TEXT PASSAGE »

-------------------------

Yes, you got that right: Today, we’re going to program the old (but reliable) Motorola Radius GP300 – released more than 20 years ago around 1998, it’s older than me! Programming the radios isn’t that easy as they have to be programmed using a special MS-DOS software and using a “RIB-less” cable via RS232.

Two GP300 radios
… still transmitting. Well, or just receiving if you don’t own a license. 😉

Needed hardware

  • Motorola Radius GP300
  • PC/Laptop with RS232 serial interface
    • … or a RS232 to USB converter
  • 9V battery or lab bench power supply
  • RIB-less programming cable (for the GP300)
    You can buy those “adapters” on eBay pretty cheap.

Hardware setup

That’s the easy part: Connect everything. This includes the 9V battery with the VCC/GND wires, the DB9 serial port and the GP300 itself. You have to remove the GP300-battery and use the RIB-less “cable”.

GP300 Hardware Setup
From left to right: RS232-USB, 9V battery, GP300 with RIB-less cable

When connected to the 9V battery, the red LED on the RIB-less cable should be on.

-------------------------

ROWS »
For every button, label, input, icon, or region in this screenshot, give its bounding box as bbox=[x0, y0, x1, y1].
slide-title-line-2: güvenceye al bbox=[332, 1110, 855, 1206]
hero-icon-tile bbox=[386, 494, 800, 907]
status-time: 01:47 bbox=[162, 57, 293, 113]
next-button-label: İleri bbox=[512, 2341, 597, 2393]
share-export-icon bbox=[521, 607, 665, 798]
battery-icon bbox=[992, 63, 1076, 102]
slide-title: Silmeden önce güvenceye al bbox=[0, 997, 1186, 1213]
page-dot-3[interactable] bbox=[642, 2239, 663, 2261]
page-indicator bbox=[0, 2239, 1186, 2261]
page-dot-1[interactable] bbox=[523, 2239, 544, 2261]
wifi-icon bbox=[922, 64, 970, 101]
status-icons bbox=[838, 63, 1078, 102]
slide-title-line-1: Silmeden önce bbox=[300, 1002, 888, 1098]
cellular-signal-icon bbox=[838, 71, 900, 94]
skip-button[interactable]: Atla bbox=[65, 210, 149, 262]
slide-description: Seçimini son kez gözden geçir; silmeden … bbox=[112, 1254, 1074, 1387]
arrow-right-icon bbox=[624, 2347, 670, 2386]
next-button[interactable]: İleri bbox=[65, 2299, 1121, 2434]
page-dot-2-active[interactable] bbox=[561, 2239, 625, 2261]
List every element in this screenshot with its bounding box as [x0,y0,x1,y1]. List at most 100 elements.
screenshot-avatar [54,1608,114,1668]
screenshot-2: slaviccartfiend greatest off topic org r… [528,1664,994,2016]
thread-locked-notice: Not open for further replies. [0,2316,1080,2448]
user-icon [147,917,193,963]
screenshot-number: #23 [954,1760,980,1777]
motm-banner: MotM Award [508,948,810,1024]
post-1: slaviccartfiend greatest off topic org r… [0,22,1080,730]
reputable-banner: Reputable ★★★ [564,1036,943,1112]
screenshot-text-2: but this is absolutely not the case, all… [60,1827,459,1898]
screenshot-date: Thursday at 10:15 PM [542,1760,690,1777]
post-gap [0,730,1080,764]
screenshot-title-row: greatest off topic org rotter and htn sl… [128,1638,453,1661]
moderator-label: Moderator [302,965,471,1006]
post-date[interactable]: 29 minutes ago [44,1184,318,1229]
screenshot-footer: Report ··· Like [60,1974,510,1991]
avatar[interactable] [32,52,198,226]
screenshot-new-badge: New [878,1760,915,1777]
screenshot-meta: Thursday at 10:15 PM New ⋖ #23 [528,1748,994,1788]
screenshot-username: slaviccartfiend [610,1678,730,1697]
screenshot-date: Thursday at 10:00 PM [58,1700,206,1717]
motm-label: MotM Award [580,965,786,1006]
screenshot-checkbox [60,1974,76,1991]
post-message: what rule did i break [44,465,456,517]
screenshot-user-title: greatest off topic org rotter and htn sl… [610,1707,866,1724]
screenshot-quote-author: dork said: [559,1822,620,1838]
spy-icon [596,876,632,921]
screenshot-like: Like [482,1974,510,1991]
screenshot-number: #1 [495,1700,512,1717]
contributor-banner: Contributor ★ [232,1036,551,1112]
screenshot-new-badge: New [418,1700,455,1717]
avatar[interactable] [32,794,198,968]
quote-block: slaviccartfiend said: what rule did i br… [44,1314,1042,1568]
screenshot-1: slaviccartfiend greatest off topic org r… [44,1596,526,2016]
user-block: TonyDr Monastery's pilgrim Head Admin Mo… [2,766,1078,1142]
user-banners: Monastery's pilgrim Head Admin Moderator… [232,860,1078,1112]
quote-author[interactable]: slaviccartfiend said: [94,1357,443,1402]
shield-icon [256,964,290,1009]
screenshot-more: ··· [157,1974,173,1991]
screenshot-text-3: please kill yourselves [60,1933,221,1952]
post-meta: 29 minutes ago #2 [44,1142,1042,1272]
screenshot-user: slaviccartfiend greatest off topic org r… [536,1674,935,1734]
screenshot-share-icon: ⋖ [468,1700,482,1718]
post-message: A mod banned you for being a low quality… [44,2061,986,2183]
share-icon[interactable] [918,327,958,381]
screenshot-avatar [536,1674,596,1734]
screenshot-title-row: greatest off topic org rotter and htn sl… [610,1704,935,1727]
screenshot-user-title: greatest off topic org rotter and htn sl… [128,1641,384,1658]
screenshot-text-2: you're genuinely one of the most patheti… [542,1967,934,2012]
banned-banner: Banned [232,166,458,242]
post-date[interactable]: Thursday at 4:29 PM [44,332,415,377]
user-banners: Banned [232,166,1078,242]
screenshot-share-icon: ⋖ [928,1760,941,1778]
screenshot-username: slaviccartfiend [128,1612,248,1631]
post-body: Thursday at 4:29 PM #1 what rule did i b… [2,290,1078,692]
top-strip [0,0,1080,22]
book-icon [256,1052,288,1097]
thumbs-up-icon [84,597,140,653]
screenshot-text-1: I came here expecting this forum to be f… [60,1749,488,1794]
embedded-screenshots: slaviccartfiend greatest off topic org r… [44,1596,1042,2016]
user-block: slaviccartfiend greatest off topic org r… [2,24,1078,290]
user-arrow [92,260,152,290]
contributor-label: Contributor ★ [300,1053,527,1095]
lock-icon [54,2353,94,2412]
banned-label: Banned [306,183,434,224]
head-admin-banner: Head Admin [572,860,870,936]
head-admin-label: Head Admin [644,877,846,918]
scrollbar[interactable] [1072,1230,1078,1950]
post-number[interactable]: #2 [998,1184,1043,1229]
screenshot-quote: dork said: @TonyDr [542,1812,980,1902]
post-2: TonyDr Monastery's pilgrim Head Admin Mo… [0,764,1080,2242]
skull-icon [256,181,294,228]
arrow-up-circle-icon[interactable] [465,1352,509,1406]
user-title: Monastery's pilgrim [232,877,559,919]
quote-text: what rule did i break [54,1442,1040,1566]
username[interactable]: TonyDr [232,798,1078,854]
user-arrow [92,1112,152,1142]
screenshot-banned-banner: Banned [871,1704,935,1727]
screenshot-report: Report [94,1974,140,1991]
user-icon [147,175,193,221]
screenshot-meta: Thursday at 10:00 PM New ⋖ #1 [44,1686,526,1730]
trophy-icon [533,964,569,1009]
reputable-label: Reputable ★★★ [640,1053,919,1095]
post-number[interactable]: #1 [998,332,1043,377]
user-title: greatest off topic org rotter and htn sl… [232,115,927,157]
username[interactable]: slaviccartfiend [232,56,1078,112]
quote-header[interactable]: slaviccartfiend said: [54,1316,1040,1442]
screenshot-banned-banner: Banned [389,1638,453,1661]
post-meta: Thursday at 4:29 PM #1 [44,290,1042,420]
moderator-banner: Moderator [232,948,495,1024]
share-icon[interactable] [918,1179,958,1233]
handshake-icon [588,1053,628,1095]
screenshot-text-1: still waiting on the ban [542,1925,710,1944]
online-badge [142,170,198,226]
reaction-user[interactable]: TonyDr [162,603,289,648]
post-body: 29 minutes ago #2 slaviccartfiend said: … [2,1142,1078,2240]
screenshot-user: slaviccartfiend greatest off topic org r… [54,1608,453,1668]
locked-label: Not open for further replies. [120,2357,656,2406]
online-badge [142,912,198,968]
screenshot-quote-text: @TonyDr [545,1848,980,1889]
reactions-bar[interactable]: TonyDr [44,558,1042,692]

-------------------------

INSTRUCTION 1 » In the radio programming text, around what year was the Motorola Radius GP300 released?
INSTRUCTION 2 » Copy the passage from the radio programming text word for word, starting with "Needed hardware" and going on through "eBay pretty cheap.".
INSTRUCTION 3 » According to the radio programming text, why is programming the GP300 radios not easy?

EXPECTED ANSWER 1 » Around 1998.

EXPECTED ANSWER 2 »
Needed hardware

  • Motorola Radius GP300
  • PC/Laptop with RS232 serial interface
    • … or a RS232 to USB converter
  • 9V battery or lab bench power supply
  • RIB-less programming cable (for the GP300)
    You can buy those “adapters” on eBay pretty cheap.

EXPECTED ANSWER 3 » The radios must be programmed with special MS-DOS software and a "RIB-less" cable connected via RS232.